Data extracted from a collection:
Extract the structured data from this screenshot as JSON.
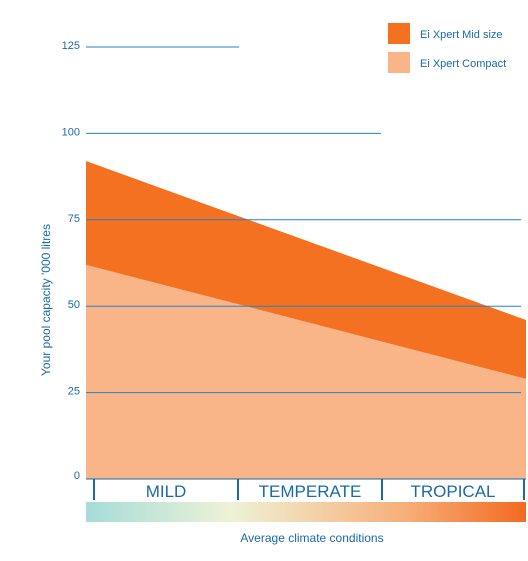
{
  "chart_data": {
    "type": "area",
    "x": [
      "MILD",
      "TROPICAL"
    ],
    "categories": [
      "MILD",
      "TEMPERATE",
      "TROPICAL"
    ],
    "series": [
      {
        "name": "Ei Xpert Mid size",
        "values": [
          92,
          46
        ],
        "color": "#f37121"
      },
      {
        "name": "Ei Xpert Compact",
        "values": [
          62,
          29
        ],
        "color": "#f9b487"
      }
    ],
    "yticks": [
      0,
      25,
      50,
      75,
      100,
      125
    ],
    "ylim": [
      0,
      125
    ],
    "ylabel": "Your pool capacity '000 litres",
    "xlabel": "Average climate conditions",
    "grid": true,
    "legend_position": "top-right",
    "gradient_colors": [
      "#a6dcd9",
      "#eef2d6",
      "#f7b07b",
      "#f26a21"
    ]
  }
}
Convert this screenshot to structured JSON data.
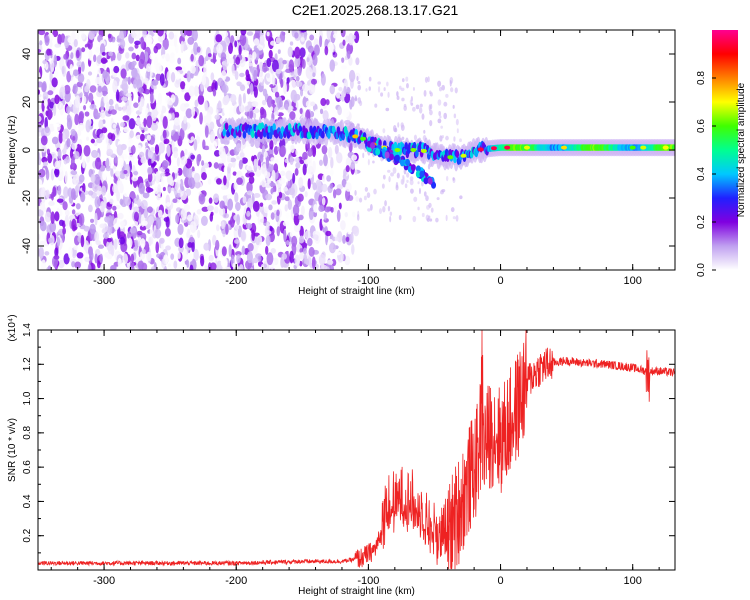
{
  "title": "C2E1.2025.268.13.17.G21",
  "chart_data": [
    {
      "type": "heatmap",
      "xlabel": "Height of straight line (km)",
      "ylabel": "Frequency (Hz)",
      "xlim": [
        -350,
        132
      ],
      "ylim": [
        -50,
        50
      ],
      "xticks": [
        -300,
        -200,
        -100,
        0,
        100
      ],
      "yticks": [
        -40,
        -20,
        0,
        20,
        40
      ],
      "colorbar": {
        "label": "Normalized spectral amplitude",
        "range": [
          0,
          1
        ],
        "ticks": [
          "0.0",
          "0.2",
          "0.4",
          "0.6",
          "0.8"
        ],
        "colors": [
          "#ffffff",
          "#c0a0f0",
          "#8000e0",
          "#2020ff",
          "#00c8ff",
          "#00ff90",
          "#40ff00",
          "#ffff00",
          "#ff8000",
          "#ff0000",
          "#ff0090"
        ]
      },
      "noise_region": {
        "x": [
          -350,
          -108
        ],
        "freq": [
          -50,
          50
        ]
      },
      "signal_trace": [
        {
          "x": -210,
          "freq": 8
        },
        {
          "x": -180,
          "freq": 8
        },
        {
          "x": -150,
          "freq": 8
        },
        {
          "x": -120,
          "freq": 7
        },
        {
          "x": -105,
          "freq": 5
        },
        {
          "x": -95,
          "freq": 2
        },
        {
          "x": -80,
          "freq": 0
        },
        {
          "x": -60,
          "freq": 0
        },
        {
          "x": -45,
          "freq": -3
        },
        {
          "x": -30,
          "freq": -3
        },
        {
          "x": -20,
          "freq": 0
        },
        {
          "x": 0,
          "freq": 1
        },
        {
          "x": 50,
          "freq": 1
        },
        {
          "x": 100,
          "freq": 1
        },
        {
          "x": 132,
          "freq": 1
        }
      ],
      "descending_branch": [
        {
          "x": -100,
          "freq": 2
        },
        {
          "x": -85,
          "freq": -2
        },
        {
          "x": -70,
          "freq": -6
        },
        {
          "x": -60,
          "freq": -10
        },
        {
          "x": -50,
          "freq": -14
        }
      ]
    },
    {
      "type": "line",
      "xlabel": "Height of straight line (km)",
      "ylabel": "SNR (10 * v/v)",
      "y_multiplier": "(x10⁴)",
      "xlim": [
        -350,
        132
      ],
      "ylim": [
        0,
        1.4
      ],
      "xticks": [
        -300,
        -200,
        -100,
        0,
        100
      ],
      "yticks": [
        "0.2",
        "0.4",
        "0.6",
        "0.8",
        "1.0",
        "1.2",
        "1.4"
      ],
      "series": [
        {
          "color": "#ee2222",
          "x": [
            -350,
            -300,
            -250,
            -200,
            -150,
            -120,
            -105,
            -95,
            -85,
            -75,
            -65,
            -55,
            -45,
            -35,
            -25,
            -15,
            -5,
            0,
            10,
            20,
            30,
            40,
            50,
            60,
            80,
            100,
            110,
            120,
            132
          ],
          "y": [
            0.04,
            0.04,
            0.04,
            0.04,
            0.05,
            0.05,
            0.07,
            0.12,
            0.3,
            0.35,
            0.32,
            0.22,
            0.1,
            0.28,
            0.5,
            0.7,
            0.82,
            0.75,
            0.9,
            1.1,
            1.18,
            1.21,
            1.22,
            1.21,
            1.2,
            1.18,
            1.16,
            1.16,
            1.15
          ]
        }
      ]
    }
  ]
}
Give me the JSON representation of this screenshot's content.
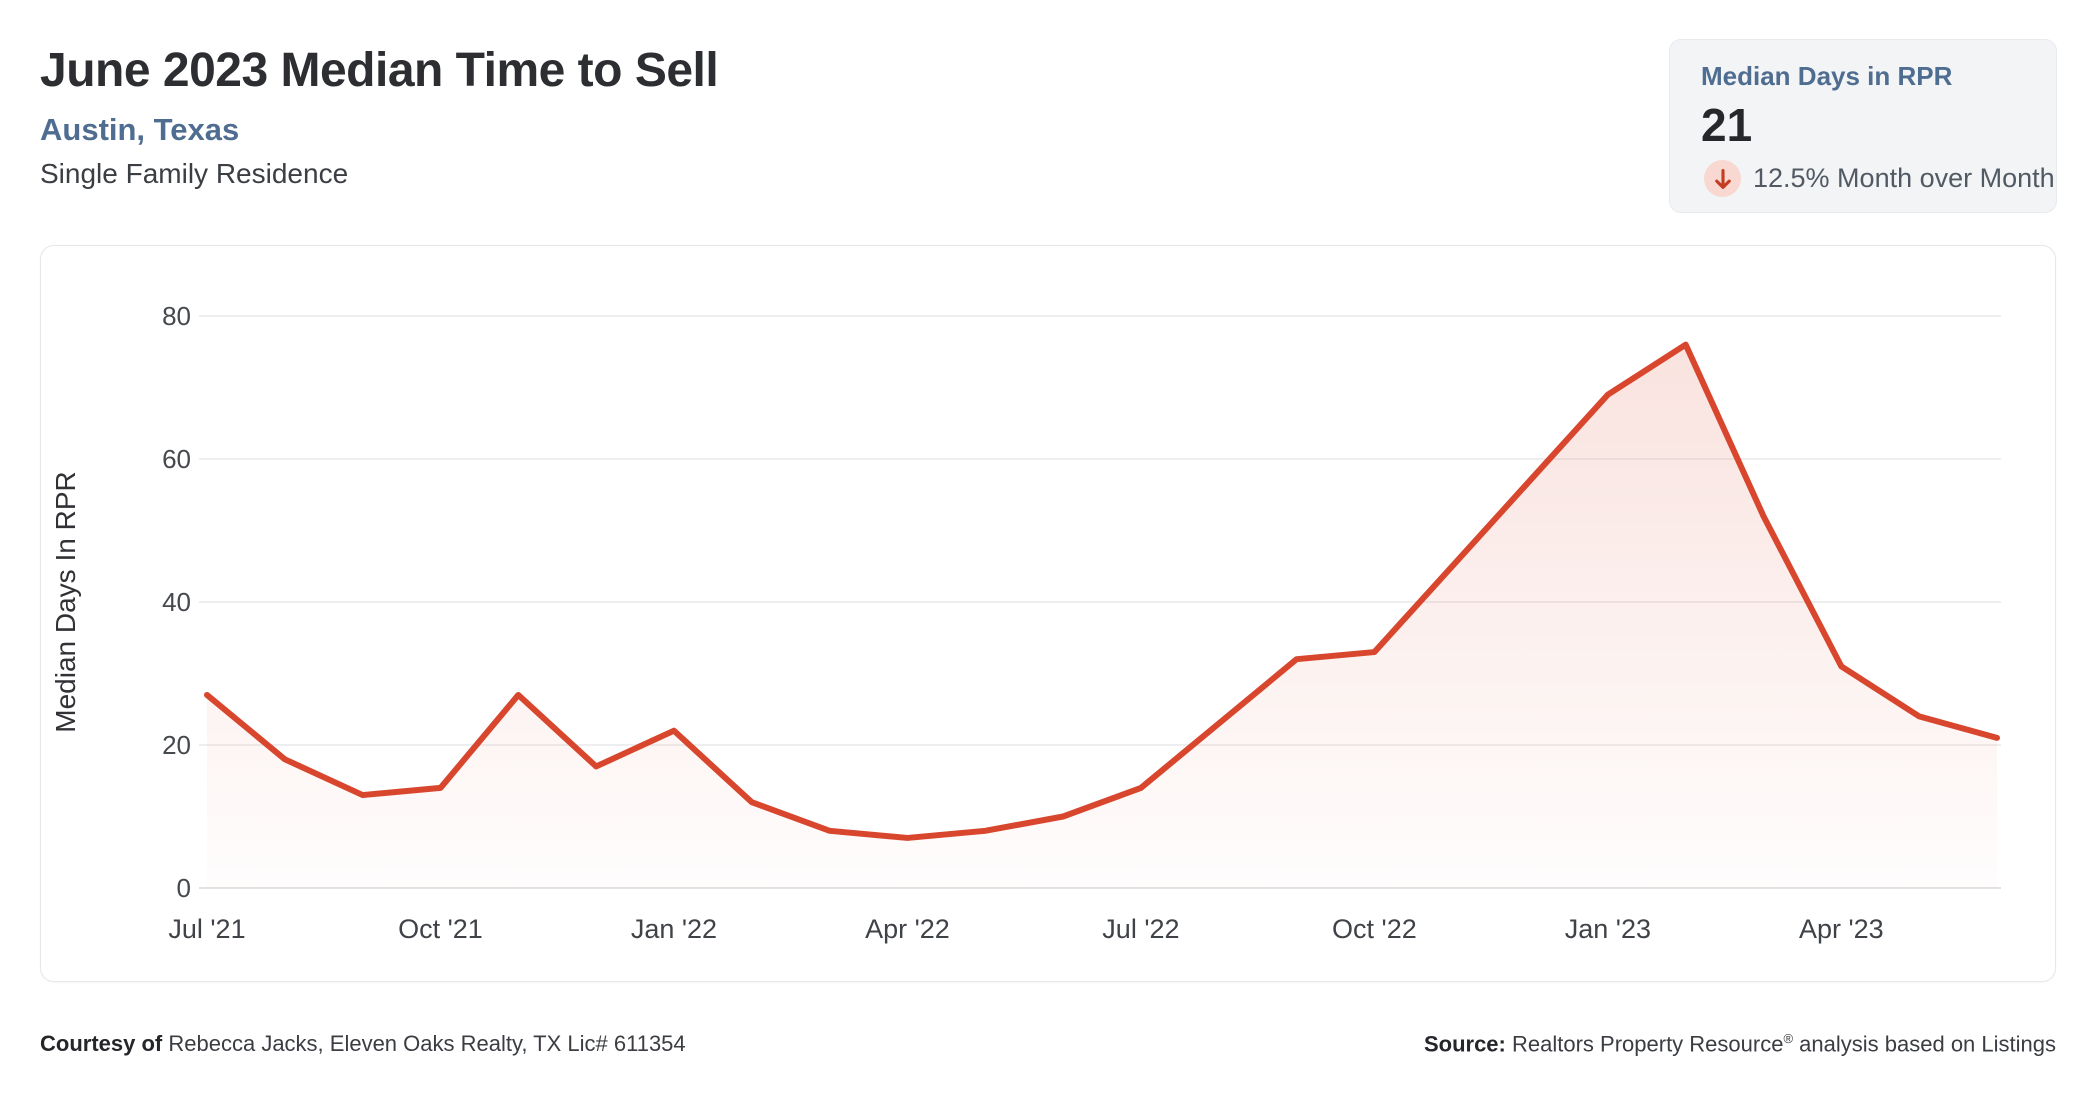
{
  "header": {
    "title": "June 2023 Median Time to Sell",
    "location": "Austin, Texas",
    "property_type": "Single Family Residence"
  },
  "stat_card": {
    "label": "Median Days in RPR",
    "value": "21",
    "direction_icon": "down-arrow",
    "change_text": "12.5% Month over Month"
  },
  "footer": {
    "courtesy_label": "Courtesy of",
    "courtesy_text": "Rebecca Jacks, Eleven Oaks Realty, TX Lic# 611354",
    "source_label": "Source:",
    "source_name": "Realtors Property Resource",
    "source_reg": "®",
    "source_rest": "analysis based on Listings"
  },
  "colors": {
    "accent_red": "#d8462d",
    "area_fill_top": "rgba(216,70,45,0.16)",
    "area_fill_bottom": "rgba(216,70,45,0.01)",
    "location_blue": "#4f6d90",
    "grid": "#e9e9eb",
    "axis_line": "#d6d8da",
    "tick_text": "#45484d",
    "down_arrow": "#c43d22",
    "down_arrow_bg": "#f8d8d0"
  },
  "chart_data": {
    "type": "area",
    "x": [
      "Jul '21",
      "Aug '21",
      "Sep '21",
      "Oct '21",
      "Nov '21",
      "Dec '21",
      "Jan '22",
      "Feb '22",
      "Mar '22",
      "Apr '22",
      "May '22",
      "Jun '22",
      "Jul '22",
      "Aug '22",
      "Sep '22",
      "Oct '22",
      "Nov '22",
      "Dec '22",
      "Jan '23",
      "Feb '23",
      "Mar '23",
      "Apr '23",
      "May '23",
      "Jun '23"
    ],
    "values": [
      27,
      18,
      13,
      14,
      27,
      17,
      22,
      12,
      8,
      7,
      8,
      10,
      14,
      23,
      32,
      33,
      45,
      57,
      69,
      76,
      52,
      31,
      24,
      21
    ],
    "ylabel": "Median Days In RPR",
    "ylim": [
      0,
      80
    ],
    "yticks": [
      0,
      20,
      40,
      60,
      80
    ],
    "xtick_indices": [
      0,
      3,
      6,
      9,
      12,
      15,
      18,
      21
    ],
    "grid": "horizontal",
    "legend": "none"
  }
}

• [Work required] Extract each line from the listing that holds the word "grid".

• [In response]
    "grid": true,
    "grid": "#e9e9eb",
    "grid": "horizontal",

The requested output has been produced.